- Passage given
——————————

Leinster were a sight to open eyes under Joe Schmidt for three years.

Ireland have been anything but just two rounds into the Six Nations.

The New Zealander has cultivated the educated, urbane image of a genius coach with an attacking philosophy.

The more we see of Ireland the more we begin to change our minds about what he is about.

In Europe, Schmidt started out as an attack coach, in his three years as an assistant to Vern Cotter at Clermont-Auvergne, and evolved into a master of practicality to leave observers in something of a quandary.

He is a coach difficult to define. How does he define himself?

"I don't think any coach is solely one thing or the other," he said.

"I think any coach first of all looks at their own players.

"'What are our players better at than others? What do our players get confidence from?'

"And you start from there as your base and then you look at your opponents.

"Then, you try and put together a functional way of putting an attack together, but are flexible.

"I think we try to be functional and flexible," he continued.

"Functional in the sense that people have a general idea of where we are going because, if you don't and somebody goes off by himself there's a lot of big English players who are going to bully him.

"At the same time, be flexible so that if something does arise those key decision makers can make an instinctive decision and play the game and enjoy playing the game."

He put forth the theory Ireland are working towards a three-dimensional rugby identity as a run, pass and kick proposition.

"I suppose I'm less analytical about the past than I am about the present and what the immediate future is," he stated.

"I think one of the things at this level is that every player is very proficient, so it is tougher to break down.

"If you play a two-dimensional game. You can only pass the ball backwards so if you want to go forward you've got to pass it backwards and then carry it forward.

"The only other way to progress the ball is to use the boot and, so I think, you've got to be proficient in using all three aspects of the game, and I suppose that's probably what I mean by it."

He countered the assertion Ireland have become a boring lump it and chase it proposition, unwilling or unable to full embrace Schmidt's previous template for heads-up rugby.

"Yeah look, I am not too aware of how we are perceived, but I know we have kicked less than some other teams in the Championship so far," said.

——————————

- Information shown
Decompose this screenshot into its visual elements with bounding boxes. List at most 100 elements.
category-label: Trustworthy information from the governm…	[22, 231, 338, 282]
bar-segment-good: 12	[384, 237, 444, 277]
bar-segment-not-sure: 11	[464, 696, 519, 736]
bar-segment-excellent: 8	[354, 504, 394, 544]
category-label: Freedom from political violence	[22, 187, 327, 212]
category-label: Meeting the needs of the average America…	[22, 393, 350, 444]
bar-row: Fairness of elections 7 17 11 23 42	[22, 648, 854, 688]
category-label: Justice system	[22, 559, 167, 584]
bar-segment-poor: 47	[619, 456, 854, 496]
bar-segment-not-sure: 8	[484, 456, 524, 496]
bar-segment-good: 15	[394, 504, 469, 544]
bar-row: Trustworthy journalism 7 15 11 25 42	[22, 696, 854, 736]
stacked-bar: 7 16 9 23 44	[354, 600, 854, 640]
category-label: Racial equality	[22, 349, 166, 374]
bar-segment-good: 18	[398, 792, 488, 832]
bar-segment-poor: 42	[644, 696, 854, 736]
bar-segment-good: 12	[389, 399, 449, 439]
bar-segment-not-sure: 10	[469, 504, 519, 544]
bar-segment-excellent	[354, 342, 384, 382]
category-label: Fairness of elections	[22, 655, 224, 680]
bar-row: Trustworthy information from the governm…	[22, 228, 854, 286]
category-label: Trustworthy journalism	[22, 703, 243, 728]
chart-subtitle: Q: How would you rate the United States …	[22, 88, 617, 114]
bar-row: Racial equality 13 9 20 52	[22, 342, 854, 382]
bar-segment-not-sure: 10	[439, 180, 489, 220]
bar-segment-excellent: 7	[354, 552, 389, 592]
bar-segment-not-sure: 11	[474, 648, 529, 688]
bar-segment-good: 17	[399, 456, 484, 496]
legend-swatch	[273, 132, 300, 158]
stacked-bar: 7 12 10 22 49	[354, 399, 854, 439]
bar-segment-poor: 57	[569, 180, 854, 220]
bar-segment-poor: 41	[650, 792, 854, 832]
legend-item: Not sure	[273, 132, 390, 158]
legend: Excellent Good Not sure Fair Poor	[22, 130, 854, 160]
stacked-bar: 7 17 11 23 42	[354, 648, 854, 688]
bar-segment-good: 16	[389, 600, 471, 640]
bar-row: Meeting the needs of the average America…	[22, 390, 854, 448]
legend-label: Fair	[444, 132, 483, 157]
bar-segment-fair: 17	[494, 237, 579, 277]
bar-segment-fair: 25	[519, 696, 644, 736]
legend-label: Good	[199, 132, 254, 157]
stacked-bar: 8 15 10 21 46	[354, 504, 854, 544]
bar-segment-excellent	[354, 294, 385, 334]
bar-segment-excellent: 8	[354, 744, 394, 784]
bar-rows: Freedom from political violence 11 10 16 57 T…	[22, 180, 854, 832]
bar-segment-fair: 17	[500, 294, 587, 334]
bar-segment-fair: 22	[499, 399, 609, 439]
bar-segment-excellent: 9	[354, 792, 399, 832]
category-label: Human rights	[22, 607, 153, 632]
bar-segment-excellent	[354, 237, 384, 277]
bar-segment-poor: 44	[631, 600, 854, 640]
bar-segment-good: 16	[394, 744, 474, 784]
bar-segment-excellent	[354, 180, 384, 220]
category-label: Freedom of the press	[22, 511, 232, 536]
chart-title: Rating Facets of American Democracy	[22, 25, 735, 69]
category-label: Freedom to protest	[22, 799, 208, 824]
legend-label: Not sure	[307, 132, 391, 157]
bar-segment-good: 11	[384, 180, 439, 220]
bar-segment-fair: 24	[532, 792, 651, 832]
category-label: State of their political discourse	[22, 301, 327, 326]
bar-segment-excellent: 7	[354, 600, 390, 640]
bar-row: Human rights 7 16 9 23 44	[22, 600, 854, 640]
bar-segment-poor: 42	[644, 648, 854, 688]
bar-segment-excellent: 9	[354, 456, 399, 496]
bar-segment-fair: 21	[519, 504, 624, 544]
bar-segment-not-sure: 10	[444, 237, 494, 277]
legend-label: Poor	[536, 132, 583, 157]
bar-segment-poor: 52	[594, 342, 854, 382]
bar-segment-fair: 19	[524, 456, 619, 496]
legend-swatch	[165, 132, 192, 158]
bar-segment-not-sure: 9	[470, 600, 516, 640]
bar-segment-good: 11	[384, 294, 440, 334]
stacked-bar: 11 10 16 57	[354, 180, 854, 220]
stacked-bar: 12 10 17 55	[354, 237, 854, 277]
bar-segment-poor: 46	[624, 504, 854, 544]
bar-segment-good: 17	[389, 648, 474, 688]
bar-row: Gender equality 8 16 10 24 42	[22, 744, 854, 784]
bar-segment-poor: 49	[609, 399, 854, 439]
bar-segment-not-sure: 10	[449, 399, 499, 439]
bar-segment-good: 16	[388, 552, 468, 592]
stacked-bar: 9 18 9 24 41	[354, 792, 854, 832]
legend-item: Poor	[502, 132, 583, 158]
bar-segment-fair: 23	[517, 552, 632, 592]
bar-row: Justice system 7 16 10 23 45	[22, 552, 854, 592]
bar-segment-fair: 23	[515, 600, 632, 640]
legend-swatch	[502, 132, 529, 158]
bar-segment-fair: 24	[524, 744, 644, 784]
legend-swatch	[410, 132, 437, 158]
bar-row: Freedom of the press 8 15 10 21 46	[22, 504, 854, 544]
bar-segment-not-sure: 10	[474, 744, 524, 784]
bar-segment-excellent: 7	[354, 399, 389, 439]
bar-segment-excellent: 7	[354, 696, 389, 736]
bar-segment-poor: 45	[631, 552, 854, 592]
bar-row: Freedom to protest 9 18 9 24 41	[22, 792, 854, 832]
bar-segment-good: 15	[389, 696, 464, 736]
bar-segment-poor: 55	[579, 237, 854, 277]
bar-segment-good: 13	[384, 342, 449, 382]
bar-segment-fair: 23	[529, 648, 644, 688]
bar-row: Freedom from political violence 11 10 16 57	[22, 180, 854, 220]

——————————

- Parts of the exercise
a) List every rugby team named in the rugby article.
b) Quote the stretch of the rugby article from "The more we see" through "their own players.".

- Task solutions
a) Leinster, Ireland, Clermont-Auvergne

b)
The more we see of Ireland the more we begin to change our minds about what he is about.

In Europe, Schmidt started out as an attack coach, in his three years as an assistant to Vern Cotter at Clermont-Auvergne, and evolved into a master of practicality to leave observers in something of a quandary.

He is a coach difficult to define. How does he define himself?

"I don't think any coach is solely one thing or the other," he said.

"I think any coach first of all looks at their own players.